▶ _Given exercise_
Retype the material that follows, keeping every word as it is.

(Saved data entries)

--- start ---

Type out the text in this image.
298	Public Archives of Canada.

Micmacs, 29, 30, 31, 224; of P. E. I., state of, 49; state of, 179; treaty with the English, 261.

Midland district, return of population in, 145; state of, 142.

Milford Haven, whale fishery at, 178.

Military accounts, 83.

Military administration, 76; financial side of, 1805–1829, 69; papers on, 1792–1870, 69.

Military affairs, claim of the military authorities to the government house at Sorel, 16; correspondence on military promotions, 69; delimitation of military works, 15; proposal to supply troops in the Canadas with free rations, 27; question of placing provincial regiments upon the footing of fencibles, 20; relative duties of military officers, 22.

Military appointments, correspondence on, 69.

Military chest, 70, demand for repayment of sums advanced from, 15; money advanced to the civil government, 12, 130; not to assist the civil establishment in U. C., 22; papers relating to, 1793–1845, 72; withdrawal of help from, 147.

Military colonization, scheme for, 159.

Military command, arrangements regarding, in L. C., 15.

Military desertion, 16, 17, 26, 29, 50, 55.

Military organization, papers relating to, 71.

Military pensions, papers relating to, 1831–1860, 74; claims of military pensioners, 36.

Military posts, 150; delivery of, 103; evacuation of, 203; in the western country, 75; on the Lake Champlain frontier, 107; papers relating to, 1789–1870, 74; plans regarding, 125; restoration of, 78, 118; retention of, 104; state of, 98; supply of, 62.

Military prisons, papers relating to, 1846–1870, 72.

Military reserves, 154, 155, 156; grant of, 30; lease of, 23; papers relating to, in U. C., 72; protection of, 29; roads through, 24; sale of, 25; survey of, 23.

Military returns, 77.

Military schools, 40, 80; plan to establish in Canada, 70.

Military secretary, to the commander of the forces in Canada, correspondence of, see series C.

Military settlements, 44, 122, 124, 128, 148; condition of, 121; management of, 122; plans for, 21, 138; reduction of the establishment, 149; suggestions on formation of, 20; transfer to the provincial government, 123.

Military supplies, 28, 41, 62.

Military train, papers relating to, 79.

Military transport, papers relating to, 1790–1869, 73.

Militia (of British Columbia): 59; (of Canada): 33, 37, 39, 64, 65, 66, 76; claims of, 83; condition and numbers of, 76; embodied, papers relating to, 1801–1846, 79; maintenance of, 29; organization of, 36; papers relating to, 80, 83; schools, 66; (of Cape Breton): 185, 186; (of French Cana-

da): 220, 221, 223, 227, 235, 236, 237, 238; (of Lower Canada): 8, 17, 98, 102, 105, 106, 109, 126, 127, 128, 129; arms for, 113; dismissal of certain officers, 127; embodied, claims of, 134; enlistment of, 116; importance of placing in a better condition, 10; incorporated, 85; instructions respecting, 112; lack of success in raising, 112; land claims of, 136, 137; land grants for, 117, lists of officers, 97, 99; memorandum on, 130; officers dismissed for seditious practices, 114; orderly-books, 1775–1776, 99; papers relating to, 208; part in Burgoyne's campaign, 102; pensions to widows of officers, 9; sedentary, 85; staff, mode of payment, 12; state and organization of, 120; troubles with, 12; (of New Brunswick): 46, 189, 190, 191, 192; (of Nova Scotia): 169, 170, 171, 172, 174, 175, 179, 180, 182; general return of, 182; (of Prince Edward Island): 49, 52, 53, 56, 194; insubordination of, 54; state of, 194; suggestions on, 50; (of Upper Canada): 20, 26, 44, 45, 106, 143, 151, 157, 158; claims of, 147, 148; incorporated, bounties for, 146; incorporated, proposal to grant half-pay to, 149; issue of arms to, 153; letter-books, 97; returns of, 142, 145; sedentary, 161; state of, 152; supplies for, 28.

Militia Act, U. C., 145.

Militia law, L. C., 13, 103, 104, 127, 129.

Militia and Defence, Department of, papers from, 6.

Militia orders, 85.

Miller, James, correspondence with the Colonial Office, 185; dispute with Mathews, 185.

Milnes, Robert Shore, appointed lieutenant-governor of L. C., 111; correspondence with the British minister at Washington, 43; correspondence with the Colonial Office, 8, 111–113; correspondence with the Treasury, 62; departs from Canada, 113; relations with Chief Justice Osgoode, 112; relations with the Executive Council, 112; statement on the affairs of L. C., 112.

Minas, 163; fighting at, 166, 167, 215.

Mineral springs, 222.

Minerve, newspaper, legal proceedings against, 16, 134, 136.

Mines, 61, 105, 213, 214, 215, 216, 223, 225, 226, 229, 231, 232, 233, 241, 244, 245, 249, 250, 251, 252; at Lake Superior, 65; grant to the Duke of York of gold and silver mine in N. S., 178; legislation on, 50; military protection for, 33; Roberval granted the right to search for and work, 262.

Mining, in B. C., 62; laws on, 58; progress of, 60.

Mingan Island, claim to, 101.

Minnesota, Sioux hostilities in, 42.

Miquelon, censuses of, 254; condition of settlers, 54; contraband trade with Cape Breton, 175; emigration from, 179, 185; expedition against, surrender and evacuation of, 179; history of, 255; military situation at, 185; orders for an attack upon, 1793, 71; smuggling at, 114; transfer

--- end ---

▶ _Finished answer_
Type out the text in this image.
298	Public Archives of Canada.

Micmacs, 29, 30, 31, 224; of P. E. I., state of, 49; state of, 179; treaty with the English, 261.

Midland district, return of population in, 145; state of, 142.

Milford Haven, whale fishery at, 178.

Military accounts, 83.

Military administration, 76; financial side of, 1805–1829, 69; papers on, 1792–1870, 69.

Military affairs, claim of the military authorities to the government house at Sorel, 16; correspondence on military promotions, 69; delimitation of military works, 15; proposal to supply troops in the Canadas with free rations, 27; question of placing provincial regiments upon the footing of fencibles, 20; relative duties of military officers, 22.

Military appointments, correspondence on, 69.

Military chest, 70, demand for repayment of sums advanced from, 15; money advanced to the civil government, 12, 130; not to assist the civil establishment in U. C., 22; papers relating to, 1793–1845, 72; withdrawal of help from, 147.

Military colonization, scheme for, 159.

Military command, arrangements regarding, in L. C., 15.

Military desertion, 16, 17, 26, 29, 50, 55.

Military organization, papers relating to, 71.

Military pensions, papers relating to, 1831–1860, 74; claims of military pensioners, 36.

Military posts, 150; delivery of, 103; evacuation of, 203; in the western country, 75; on the Lake Champlain frontier, 107; papers relating to, 1789–1870, 74; plans regarding, 125; restoration of, 78, 118; retention of, 104; state of, 98; supply of, 62.

Military prisons, papers relating to, 1846–1870, 72.

Military reserves, 154, 155, 156; grant of, 30; lease of, 23; papers relating to, in U. C., 72; protection of, 29; roads through, 24; sale of, 25; survey of, 23.

Military returns, 77.

Military schools, 40, 80; plan to establish in Canada, 70.

Military secretary, to the commander of the forces in Canada, correspondence of, see series C.

Military settlements, 44, 122, 124, 128, 148; condition of, 121; management of, 122; plans for, 21, 138; reduction of the establishment, 149; suggestions on formation of, 20; transfer to the provincial government, 123.

Military supplies, 28, 41, 62.

Military train, papers relating to, 79.

Military transport, papers relating to, 1790–1869, 73.

Militia (of British Columbia): 59; (of Canada): 33, 37, 39, 64, 65, 66, 76; claims of, 83; condition and numbers of, 76; embodied, papers relating to, 1801–1846, 79; maintenance of, 29; organization of, 36; papers relating to, 80, 83; schools, 66; (of Cape Breton): 185, 186; (of French Cana-

da): 220, 221, 223, 227, 235, 236, 237, 238; (of Lower Canada): 8, 17, 98, 102, 105, 106, 109, 126, 127, 128, 129; arms for, 113; dismissal of certain officers, 127; embodied, claims of, 134; enlistment of, 116; importance of placing in a better condition, 10; incorporated, 85; instructions respecting, 112; lack of success in raising, 112; land claims of, 136, 137; land grants for, 117, lists of officers, 97, 99; memorandum on, 130; officers dismissed for seditious practices, 114; orderly-books, 1775–1776, 99; papers relating to, 208; part in Burgoyne's campaign, 102; pensions to widows of officers, 9; sedentary, 85; staff, mode of payment, 12; state and organization of, 120; troubles with, 12; (of New Brunswick): 46, 189, 190, 191, 192; (of Nova Scotia): 169, 170, 171, 172, 174, 175, 179, 180, 182; general return of, 182; (of Prince Edward Island): 49, 52, 53, 56, 194; insubordination of, 54; state of, 194; suggestions on, 50; (of Upper Canada): 20, 26, 44, 45, 106, 143, 151, 157, 158; claims of, 147, 148; incorporated, bounties for, 146; incorporated, proposal to grant half-pay to, 149; issue of arms to, 153; letter-books, 97; returns of, 142, 145; sedentary, 161; state of, 152; supplies for, 28.

Militia Act, U. C., 145.

Militia law, L. C., 13, 103, 104, 127, 129.

Militia and Defence, Department of, papers from, 6.

Militia orders, 85.

Miller, James, correspondence with the Colonial Office, 185; dispute with Mathews, 185.

Milnes, Robert Shore, appointed lieutenant-governor of L. C., 111; correspondence with the British minister at Washington, 43; correspondence with the Colonial Office, 8, 111–113; correspondence with the Treasury, 62; departs from Canada, 113; relations with Chief Justice Osgoode, 112; relations with the Executive Council, 112; statement on the affairs of L. C., 112.

Minas, 163; fighting at, 166, 167, 215.

Mineral springs, 222.

Minerve, newspaper, legal proceedings against, 16, 134, 136.

Mines, 61, 105, 213, 214, 215, 216, 223, 225, 226, 229, 231, 232, 233, 241, 244, 245, 249, 250, 251, 252; at Lake Superior, 65; grant to the Duke of York of gold and silver mine in N. S., 178; legislation on, 50; military protection for, 33; Roberval granted the right to search for and work, 262.

Mining, in B. C., 62; laws on, 58; progress of, 60.

Mingan Island, claim to, 101.

Minnesota, Sioux hostilities in, 42.

Miquelon, censuses of, 254; condition of settlers, 54; contraband trade with Cape Breton, 175; emigration from, 179, 185; expedition against, surrender and evacuation of, 179; history of, 255; military situation at, 185; orders for an attack upon, 1793, 71; smuggling at, 114; transfer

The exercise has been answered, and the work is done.